_Records about charts and figures_.
/---
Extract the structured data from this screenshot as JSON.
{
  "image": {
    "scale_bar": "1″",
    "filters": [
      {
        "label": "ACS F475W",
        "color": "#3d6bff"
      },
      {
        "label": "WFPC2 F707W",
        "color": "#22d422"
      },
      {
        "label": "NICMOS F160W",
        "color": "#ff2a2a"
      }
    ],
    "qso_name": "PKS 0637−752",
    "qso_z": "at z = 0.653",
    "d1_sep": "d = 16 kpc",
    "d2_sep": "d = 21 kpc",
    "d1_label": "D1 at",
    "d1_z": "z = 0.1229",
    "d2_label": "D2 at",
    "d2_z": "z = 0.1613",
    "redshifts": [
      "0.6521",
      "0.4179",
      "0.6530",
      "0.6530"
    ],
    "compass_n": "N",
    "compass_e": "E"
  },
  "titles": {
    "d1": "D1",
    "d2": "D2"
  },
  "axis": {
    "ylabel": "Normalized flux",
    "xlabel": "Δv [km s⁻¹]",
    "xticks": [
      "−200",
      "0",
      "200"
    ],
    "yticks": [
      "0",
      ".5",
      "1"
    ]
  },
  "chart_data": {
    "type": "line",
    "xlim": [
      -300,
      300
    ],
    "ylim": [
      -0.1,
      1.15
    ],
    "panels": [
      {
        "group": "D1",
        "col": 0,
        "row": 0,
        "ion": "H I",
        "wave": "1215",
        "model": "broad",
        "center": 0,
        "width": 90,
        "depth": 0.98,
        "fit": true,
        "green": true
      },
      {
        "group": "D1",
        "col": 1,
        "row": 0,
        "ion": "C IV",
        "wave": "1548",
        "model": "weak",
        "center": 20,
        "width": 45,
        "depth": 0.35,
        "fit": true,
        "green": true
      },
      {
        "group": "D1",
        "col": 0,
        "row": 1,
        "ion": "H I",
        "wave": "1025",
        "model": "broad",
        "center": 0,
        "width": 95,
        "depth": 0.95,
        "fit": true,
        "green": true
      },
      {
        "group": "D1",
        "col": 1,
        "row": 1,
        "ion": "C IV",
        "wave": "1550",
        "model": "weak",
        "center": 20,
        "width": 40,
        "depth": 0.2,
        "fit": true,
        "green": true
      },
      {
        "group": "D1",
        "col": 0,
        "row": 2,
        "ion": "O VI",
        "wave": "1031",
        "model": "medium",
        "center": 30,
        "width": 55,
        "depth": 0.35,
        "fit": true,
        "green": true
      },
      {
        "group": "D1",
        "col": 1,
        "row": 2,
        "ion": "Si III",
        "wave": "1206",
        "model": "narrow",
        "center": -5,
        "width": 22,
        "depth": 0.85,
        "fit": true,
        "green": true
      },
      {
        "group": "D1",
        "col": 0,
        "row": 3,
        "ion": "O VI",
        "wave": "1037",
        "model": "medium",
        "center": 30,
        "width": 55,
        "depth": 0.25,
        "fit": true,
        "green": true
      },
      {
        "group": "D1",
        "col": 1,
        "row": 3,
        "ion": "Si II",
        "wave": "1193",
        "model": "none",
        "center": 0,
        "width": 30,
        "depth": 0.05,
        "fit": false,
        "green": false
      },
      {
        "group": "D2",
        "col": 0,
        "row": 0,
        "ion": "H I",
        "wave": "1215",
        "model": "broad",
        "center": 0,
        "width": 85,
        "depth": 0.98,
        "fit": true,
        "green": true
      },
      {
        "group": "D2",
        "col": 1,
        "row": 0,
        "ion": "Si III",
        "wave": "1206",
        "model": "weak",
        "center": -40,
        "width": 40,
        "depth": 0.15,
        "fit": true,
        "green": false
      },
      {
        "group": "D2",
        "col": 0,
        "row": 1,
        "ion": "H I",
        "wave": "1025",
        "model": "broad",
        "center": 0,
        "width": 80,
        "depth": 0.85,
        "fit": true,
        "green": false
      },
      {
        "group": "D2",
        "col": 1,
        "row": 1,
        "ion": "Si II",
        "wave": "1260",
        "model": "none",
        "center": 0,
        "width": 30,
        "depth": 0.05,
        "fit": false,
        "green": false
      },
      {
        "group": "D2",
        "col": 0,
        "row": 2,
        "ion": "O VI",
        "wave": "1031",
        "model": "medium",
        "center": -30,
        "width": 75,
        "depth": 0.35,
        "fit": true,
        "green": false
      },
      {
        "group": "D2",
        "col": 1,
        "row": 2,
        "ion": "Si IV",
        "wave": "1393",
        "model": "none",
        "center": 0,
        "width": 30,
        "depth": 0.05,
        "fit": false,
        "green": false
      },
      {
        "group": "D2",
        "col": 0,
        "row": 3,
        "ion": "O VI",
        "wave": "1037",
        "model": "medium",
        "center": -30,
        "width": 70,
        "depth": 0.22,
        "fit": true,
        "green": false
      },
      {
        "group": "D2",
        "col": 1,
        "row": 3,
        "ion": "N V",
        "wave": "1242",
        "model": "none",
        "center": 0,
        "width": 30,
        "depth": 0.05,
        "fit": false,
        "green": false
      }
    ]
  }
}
\---
_Task_. Show the lines of the material that contain the word "color".

_Task answer_.
        "color": "#3d6bff"
        "color": "#22d422"
        "color": "#ff2a2a"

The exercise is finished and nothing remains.